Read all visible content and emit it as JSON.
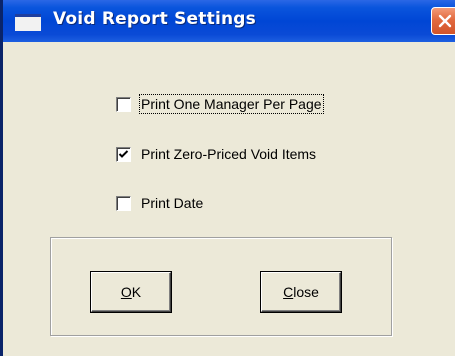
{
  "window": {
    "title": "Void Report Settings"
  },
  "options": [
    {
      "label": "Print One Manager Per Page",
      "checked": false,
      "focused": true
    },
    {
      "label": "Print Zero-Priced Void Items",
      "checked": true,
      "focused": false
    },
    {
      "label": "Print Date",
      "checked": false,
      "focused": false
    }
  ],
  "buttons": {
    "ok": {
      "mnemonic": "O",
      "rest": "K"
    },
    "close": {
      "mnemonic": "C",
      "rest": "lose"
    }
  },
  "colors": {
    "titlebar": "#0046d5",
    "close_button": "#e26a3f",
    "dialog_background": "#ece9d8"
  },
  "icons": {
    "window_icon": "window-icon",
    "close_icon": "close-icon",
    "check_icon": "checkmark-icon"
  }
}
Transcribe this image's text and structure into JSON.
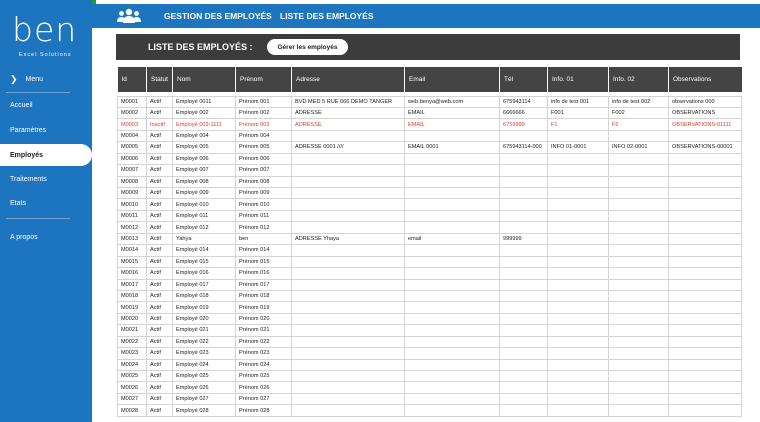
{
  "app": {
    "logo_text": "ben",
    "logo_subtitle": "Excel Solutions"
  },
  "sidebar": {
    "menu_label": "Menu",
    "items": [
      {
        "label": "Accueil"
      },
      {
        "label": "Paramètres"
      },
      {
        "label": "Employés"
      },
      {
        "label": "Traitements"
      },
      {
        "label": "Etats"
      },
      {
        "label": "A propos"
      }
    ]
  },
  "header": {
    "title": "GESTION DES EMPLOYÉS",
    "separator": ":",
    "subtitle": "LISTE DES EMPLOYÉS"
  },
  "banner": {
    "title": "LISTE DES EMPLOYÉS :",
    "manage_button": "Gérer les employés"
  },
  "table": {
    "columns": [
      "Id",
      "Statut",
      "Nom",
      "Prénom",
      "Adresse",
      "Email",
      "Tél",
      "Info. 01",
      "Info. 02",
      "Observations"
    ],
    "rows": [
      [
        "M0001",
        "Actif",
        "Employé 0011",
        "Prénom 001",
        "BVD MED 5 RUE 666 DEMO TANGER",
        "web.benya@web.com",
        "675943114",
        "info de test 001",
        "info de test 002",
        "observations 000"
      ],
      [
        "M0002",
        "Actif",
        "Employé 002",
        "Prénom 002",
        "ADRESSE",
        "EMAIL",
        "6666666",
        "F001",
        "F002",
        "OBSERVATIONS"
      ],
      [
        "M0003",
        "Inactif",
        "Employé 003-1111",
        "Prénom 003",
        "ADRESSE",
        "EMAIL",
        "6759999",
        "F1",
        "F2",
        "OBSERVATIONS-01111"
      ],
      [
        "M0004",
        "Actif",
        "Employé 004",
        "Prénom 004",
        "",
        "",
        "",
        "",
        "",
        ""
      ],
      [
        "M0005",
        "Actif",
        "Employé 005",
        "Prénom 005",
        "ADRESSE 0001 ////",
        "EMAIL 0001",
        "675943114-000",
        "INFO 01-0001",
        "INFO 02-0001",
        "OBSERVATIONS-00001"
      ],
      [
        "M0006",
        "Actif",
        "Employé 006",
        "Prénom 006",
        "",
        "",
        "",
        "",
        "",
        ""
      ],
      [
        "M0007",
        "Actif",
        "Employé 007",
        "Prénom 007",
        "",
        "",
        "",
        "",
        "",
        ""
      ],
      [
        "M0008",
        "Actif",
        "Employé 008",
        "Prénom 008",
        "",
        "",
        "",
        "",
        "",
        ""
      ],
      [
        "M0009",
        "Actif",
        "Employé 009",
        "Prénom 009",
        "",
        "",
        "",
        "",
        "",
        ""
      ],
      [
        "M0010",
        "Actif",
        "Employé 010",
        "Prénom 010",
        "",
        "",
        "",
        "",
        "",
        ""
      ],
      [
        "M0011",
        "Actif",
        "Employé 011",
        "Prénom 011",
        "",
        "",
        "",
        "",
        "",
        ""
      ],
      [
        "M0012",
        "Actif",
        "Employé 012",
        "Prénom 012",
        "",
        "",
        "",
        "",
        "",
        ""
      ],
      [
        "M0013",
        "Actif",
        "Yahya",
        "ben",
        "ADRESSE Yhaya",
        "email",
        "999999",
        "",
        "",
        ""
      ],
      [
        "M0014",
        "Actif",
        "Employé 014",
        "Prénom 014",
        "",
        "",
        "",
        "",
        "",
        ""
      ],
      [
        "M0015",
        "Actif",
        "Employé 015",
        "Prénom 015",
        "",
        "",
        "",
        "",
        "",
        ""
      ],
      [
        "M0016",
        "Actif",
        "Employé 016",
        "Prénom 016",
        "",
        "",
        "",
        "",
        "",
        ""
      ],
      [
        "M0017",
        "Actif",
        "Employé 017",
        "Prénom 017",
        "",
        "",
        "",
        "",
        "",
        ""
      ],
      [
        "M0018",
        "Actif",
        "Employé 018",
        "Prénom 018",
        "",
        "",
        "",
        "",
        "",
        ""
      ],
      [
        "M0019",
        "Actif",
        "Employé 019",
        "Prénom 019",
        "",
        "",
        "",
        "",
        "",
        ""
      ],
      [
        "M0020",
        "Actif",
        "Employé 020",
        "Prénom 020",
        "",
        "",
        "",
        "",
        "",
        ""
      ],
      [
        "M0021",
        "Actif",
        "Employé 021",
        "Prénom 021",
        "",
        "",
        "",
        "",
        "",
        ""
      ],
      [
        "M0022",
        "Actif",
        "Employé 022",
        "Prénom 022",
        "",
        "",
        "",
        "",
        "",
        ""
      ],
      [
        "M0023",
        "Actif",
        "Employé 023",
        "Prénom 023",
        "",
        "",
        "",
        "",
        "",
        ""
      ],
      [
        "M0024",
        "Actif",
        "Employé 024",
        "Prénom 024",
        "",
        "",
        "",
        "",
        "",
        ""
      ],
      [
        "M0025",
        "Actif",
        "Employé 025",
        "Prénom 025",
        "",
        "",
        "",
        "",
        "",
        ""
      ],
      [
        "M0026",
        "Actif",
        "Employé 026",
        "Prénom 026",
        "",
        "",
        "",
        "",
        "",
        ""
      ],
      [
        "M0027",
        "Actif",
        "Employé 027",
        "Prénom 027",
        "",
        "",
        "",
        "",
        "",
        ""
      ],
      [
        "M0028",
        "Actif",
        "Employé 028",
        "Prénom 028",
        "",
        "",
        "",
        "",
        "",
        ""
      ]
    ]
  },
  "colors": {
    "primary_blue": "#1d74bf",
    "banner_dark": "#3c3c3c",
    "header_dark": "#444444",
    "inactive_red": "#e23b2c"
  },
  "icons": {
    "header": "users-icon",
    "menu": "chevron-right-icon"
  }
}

====

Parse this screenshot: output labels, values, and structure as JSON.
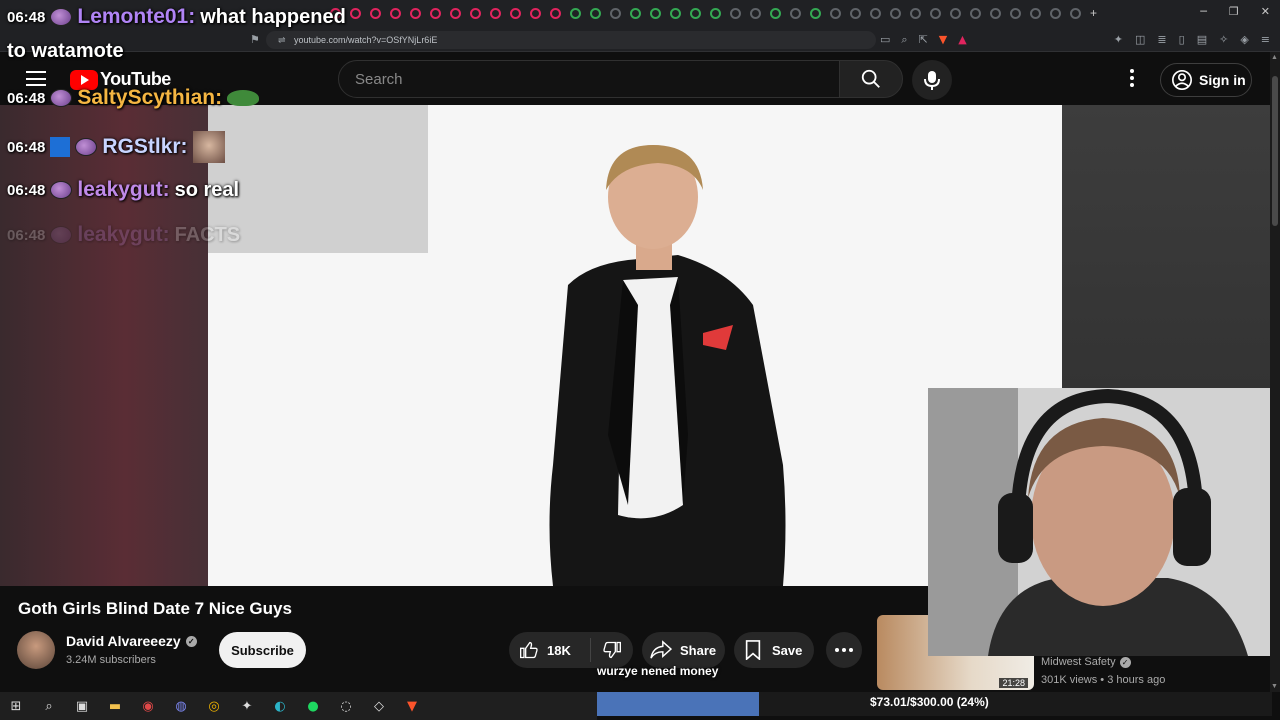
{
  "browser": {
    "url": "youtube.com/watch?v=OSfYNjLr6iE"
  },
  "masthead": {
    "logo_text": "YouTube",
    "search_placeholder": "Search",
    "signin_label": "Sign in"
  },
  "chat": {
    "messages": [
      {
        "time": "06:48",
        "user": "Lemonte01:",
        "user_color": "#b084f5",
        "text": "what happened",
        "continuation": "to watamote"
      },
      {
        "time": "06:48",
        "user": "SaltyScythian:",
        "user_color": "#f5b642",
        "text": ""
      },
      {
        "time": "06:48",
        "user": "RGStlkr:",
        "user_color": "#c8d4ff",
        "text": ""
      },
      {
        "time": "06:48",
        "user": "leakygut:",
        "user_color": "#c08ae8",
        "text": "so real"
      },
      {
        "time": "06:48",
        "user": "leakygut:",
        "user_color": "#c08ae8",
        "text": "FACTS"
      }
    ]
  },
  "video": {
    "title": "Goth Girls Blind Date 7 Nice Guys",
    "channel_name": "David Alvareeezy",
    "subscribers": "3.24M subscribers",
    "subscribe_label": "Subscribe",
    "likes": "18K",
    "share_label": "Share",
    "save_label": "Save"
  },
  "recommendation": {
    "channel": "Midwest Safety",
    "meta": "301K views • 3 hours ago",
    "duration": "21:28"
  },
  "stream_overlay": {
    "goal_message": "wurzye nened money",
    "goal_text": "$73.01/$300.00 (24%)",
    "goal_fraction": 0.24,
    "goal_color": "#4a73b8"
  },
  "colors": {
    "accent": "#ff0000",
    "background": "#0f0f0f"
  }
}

====

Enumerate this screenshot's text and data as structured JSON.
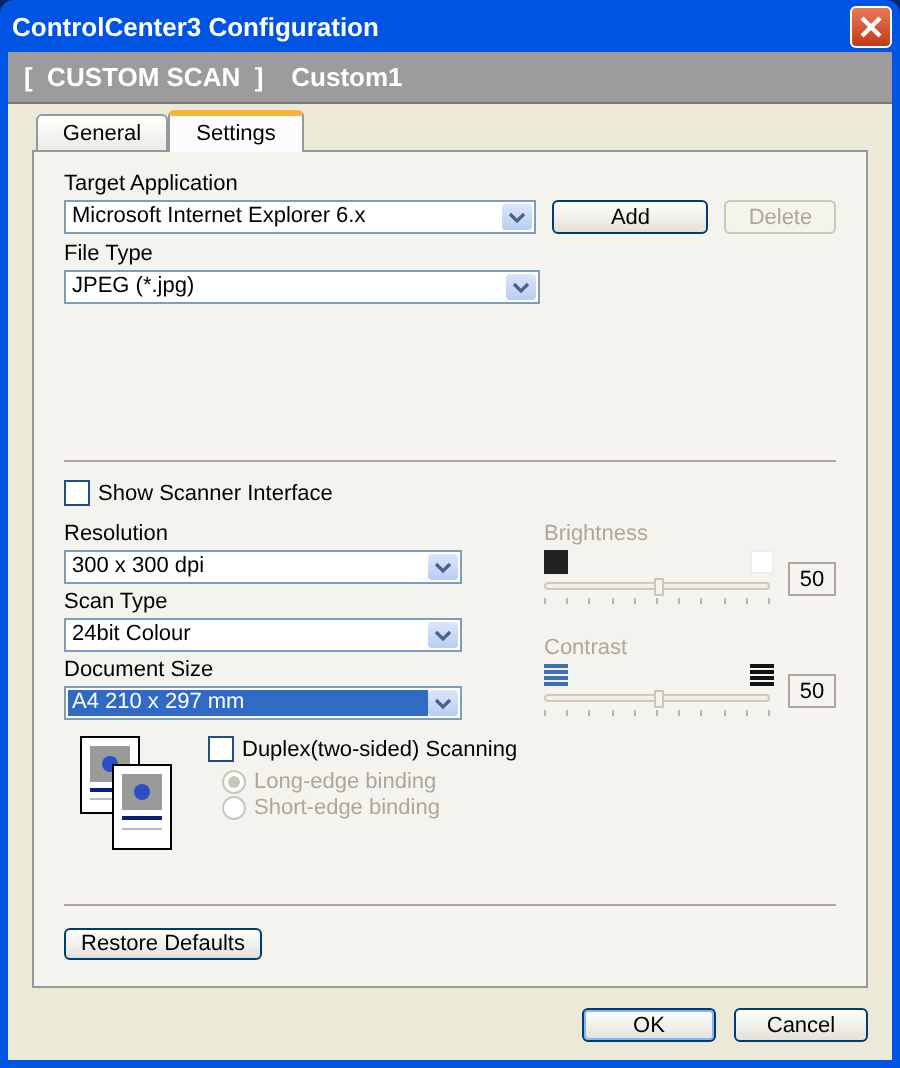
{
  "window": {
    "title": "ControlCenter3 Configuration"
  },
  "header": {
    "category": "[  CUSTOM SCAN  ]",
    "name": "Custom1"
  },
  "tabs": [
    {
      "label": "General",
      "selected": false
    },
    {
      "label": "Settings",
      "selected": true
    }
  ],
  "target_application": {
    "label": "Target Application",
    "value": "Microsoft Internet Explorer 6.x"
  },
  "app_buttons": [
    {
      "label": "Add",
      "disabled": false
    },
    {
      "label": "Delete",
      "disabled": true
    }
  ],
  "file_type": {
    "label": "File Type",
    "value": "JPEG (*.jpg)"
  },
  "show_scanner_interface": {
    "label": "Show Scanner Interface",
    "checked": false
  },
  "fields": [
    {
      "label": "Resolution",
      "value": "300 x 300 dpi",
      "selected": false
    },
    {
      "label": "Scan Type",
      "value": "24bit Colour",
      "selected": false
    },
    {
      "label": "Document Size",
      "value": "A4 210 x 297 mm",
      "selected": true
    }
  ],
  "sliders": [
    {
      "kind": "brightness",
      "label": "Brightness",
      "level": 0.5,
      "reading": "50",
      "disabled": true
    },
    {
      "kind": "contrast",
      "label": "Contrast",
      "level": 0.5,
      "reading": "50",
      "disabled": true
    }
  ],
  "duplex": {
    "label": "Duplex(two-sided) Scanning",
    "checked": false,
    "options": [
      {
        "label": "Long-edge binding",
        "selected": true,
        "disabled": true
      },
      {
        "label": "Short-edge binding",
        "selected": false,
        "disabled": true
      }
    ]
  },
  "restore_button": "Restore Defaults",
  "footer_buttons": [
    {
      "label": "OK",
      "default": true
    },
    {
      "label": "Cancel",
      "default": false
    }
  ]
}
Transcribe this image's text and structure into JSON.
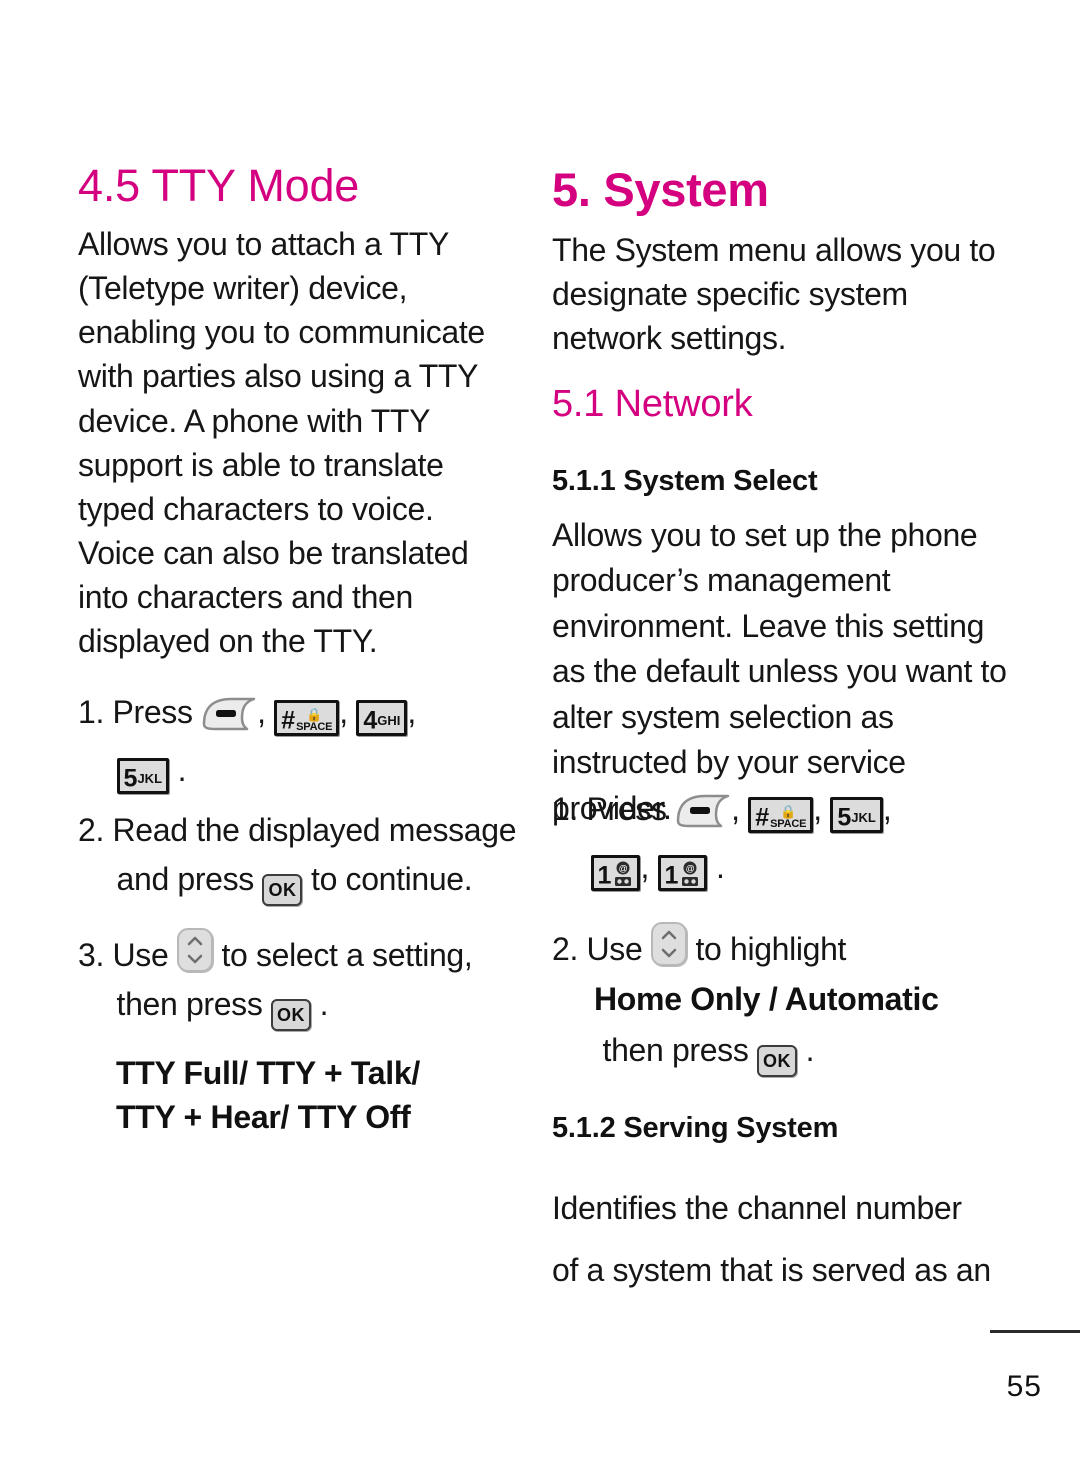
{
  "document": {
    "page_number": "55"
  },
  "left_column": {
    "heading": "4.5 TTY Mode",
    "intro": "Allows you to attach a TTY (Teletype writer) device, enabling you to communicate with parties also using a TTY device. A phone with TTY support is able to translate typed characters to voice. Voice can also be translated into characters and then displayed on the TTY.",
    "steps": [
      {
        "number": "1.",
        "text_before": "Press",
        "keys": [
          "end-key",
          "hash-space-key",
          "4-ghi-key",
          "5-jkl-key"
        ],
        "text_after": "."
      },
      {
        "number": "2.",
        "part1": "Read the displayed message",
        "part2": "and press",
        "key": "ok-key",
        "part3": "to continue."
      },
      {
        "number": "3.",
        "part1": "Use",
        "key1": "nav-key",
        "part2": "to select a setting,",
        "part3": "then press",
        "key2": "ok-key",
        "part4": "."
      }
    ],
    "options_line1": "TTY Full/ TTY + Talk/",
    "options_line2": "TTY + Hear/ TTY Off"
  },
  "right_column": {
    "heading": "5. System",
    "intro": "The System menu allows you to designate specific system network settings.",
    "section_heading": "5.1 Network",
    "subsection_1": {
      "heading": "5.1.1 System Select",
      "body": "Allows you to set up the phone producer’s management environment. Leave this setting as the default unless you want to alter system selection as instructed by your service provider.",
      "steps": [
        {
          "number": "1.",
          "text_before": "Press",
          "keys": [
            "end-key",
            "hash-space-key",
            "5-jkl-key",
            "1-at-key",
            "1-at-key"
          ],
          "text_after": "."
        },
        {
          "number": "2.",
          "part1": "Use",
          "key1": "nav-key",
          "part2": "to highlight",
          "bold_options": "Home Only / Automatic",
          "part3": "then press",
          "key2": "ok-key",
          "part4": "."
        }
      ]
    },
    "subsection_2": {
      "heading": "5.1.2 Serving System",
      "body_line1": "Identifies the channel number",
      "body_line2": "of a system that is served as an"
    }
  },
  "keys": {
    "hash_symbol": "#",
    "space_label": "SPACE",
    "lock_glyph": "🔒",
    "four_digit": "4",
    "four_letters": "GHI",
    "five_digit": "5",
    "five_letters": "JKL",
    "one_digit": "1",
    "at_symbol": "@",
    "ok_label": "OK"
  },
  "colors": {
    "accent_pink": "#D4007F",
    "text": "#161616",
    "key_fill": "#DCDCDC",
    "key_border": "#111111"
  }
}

====

EXERCISE PROMPT
Go through the data above and find the lines with the word "checked". Copy each of those lines.

TASK RESPONSE
      "checked": false,
      "checked": true,
      "checked": false,
    "checked": false
    "checked": false,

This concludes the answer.